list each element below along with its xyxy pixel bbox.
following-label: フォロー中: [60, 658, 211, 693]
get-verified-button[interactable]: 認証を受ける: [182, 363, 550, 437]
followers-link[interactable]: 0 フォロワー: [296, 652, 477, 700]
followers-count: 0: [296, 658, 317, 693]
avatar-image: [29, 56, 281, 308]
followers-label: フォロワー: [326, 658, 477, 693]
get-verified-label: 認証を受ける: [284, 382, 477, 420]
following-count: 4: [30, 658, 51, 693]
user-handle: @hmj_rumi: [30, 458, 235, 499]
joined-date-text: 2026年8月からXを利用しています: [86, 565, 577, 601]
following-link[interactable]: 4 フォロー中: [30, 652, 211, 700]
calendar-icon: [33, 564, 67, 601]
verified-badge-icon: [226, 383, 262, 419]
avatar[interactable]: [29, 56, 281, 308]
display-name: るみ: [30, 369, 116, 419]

**What this task involves**
Reproduce the listing above line for line, with no changes.

**Expected output**
list each element below along with its xyxy pixel bbox.
following-label: フォロー中: [60, 658, 211, 693]
get-verified-button[interactable]: 認証を受ける: [182, 363, 550, 437]
followers-link[interactable]: 0 フォロワー: [296, 652, 477, 700]
followers-count: 0: [296, 658, 317, 693]
avatar-image: [29, 56, 281, 308]
followers-label: フォロワー: [326, 658, 477, 693]
get-verified-label: 認証を受ける: [284, 382, 477, 420]
following-count: 4: [30, 658, 51, 693]
user-handle: @hmj_rumi: [30, 458, 235, 499]
joined-date-text: 2026年8月からXを利用しています: [86, 565, 577, 601]
following-link[interactable]: 4 フォロー中: [30, 652, 211, 700]
calendar-icon: [33, 564, 67, 601]
verified-badge-icon: [226, 383, 262, 419]
avatar[interactable]: [29, 56, 281, 308]
display-name: るみ: [30, 369, 116, 419]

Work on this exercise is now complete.